* EXERCISE TASK
Search the material for the string "color", then return every line where it is found.
======== DATASET RECORDS ========
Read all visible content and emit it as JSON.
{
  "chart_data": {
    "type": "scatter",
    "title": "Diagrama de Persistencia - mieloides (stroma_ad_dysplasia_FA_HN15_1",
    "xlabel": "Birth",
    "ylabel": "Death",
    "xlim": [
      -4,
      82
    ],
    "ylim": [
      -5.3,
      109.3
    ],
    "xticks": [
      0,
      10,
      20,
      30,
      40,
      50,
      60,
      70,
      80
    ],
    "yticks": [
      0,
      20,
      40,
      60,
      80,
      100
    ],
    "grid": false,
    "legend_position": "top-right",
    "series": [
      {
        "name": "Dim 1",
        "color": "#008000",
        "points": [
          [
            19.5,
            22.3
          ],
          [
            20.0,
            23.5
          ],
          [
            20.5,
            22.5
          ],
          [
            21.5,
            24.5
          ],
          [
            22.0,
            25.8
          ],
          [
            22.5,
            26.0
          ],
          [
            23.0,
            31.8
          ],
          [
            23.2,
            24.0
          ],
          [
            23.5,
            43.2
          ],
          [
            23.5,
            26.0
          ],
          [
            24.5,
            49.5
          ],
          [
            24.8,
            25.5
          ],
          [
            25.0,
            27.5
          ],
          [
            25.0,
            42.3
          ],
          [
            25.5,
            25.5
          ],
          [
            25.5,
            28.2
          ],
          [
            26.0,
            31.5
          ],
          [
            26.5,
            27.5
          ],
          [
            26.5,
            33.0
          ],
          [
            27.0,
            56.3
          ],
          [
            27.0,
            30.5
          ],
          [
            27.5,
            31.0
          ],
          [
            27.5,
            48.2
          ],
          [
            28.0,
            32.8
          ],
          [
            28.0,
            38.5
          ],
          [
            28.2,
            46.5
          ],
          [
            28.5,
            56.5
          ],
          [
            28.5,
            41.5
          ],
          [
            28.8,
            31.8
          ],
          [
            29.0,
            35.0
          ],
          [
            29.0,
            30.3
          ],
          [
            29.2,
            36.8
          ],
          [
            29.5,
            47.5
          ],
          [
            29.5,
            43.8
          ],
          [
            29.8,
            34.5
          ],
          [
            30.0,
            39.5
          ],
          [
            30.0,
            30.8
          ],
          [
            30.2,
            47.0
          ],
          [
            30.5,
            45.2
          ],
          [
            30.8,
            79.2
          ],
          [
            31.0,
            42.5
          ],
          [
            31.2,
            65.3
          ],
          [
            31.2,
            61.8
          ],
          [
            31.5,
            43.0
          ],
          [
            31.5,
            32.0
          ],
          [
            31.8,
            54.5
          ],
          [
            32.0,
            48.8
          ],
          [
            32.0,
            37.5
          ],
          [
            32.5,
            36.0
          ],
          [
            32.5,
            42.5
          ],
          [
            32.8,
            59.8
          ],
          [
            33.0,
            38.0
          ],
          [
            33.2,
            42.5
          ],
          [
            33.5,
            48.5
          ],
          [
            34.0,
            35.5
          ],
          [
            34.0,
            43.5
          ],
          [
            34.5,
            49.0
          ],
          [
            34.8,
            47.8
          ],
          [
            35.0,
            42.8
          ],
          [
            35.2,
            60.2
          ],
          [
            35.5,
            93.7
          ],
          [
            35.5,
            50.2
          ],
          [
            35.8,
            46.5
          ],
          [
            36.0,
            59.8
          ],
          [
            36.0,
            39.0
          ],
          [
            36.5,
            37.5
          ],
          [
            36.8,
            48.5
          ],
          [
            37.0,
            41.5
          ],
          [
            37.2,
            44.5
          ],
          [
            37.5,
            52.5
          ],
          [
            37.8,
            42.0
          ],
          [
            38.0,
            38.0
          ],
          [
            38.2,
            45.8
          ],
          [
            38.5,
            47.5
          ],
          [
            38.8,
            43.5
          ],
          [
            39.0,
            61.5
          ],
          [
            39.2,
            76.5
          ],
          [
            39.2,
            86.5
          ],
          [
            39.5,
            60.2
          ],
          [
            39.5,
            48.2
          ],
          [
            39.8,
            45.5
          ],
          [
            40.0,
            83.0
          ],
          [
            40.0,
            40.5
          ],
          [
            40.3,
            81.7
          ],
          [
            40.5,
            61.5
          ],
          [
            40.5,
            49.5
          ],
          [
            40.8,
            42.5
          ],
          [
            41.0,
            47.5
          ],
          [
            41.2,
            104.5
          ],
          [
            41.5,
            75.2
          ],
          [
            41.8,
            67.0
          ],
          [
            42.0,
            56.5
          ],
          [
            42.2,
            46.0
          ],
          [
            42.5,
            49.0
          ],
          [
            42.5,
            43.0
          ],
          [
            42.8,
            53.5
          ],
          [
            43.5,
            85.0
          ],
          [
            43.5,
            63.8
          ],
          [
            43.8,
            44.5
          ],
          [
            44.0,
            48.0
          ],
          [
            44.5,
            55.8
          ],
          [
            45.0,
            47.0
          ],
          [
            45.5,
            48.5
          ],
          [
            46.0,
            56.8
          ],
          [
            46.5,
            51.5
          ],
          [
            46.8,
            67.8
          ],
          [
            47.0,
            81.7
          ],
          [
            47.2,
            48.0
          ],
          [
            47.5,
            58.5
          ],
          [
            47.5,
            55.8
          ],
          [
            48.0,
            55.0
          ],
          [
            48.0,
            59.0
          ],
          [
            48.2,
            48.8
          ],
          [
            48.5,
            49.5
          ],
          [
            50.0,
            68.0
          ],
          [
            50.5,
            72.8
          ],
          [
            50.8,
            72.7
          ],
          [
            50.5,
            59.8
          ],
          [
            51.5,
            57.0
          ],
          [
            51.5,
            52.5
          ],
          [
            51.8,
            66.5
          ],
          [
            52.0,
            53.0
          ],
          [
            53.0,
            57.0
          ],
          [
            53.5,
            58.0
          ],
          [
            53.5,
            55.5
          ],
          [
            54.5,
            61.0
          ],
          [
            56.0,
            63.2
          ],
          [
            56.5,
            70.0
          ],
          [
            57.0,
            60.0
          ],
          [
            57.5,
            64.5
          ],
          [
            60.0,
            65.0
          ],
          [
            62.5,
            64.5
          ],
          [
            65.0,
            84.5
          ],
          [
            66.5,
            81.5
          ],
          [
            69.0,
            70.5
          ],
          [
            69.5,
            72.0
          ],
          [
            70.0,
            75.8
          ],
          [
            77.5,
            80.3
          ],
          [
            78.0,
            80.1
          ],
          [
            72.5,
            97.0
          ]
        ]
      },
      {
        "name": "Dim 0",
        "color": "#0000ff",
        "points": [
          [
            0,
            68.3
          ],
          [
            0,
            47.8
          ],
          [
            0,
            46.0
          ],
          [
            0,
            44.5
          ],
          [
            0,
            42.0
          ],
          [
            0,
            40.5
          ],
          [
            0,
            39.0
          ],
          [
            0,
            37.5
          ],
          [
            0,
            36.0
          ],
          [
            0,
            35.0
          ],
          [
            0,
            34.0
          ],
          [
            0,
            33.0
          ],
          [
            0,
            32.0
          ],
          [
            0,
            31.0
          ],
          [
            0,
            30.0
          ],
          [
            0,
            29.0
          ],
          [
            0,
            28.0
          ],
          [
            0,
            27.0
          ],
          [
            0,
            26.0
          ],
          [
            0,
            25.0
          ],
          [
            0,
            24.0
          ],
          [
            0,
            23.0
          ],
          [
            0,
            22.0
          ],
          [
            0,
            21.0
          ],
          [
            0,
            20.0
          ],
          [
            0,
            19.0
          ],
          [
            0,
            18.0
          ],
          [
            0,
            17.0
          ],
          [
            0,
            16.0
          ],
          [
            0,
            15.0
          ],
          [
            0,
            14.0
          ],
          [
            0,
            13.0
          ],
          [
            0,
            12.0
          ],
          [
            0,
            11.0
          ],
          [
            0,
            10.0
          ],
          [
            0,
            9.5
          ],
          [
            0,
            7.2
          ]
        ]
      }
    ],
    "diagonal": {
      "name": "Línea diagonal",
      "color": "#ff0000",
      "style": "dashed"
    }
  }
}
========
* TASK SOLUTION
        "color": "#008000",
        "color": "#0000ff",
      "color": "#ff0000",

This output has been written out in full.